▸ **The problem**
Pull out every line of the listing below where "безнадзорности" appears.

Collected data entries
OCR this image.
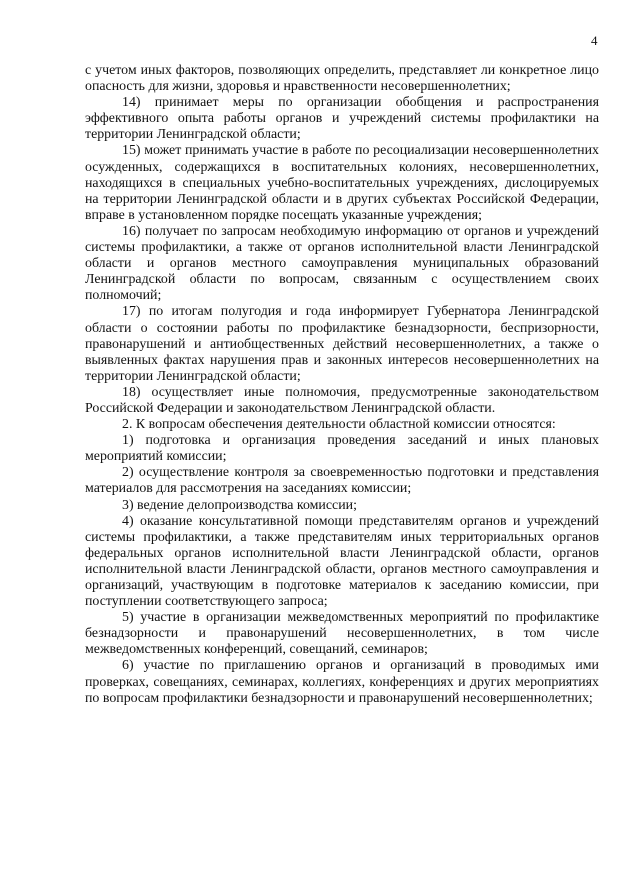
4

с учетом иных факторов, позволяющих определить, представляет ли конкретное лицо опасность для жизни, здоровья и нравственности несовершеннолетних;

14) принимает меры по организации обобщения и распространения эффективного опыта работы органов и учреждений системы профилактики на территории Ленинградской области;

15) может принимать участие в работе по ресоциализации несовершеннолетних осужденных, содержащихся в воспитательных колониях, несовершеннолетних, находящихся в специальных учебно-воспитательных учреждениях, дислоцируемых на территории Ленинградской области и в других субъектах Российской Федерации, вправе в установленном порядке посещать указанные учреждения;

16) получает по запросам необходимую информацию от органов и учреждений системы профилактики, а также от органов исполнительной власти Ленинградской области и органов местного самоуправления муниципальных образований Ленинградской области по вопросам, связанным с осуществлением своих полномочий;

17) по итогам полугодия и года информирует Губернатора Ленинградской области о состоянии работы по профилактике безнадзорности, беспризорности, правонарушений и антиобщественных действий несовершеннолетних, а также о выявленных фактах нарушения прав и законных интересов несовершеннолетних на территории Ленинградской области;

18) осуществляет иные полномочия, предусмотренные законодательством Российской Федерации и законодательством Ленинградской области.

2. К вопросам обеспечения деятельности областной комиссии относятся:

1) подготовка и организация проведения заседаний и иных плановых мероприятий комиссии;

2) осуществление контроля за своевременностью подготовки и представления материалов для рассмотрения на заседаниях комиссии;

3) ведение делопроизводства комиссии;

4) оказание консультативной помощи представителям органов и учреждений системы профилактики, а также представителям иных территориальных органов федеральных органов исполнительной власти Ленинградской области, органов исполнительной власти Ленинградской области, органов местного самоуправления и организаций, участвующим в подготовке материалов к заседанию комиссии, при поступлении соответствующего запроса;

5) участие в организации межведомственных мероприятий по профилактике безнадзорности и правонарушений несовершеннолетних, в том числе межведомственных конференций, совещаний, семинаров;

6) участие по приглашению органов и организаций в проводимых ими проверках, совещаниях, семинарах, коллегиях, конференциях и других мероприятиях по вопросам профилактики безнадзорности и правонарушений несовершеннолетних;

--

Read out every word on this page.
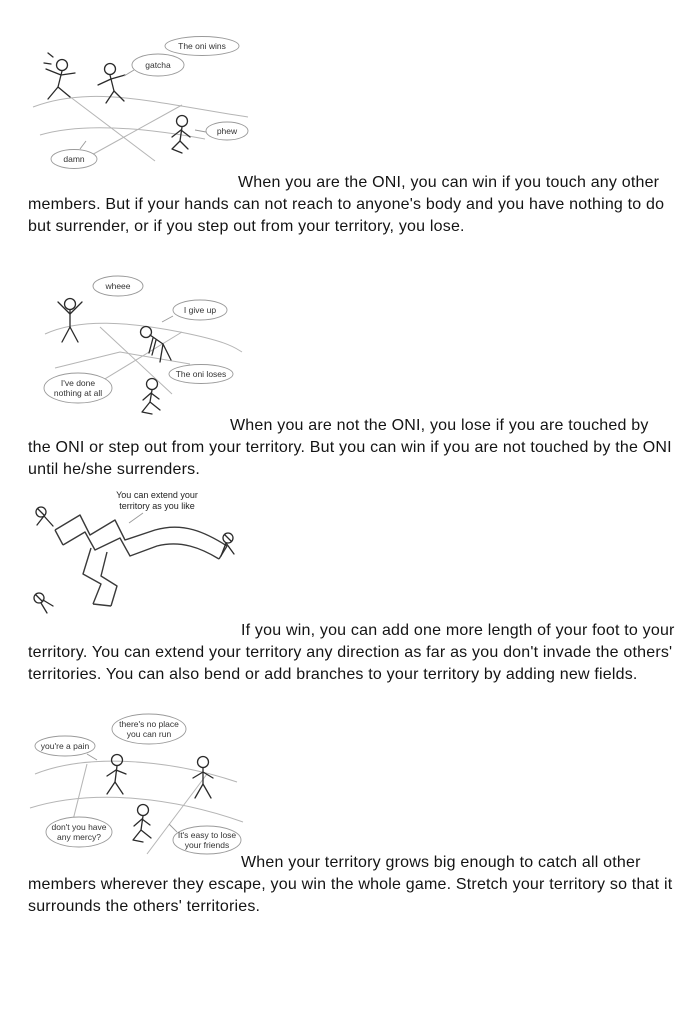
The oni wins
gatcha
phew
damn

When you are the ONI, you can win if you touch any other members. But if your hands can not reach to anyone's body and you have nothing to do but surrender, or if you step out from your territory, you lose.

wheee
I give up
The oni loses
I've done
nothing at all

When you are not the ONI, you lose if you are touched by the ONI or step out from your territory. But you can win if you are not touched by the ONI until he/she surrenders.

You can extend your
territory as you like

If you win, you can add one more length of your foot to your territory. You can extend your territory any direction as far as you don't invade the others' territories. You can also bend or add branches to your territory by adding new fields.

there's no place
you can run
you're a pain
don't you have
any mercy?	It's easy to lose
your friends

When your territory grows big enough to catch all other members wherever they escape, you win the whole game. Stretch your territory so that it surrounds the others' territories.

==

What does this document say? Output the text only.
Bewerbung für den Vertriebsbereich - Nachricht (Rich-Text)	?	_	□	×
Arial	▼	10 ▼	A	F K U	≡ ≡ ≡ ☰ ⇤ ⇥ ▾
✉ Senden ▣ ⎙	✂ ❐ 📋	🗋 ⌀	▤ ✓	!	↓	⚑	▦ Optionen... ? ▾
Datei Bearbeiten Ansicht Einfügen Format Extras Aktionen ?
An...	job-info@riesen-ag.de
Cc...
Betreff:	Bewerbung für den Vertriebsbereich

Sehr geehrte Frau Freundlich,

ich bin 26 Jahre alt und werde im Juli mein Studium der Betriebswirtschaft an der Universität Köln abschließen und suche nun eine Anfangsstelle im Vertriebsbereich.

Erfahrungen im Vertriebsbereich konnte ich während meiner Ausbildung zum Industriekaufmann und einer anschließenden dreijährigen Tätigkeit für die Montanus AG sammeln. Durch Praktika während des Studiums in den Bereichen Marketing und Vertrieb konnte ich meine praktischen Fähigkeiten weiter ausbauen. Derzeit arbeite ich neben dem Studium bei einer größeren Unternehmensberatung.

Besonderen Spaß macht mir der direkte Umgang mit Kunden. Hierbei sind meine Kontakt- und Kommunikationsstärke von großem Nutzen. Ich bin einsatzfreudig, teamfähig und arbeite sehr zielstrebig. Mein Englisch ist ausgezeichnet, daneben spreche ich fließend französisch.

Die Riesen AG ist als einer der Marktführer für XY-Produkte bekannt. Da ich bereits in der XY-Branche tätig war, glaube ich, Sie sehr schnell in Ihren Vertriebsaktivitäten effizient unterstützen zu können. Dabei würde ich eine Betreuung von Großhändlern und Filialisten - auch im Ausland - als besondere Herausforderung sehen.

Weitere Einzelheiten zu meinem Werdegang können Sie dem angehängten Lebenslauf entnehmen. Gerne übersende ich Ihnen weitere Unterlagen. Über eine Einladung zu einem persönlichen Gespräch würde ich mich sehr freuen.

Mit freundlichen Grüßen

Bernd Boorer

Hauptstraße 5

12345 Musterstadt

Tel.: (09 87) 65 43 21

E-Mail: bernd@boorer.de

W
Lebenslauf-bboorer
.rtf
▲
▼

▸ **Right answer**
17) по итогам полугодия и года информирует Губернатора Ленинградской области о состоянии работы по профилактике безнадзорности, беспризорности, правонарушений и антиобщественных действий несовершеннолетних, а также о выявленных фактах нарушения прав и законных интересов несовершеннолетних на территории Ленинградской области;
5) участие в организации межведомственных мероприятий по профилактике безнадзорности и правонарушений несовершеннолетних, в том числе межведомственных конференций, совещаний, семинаров;
6) участие по приглашению органов и организаций в проводимых ими проверках, совещаниях, семинарах, коллегиях, конференциях и других мероприятиях по вопросам профилактики безнадзорности и правонарушений несовершеннолетних;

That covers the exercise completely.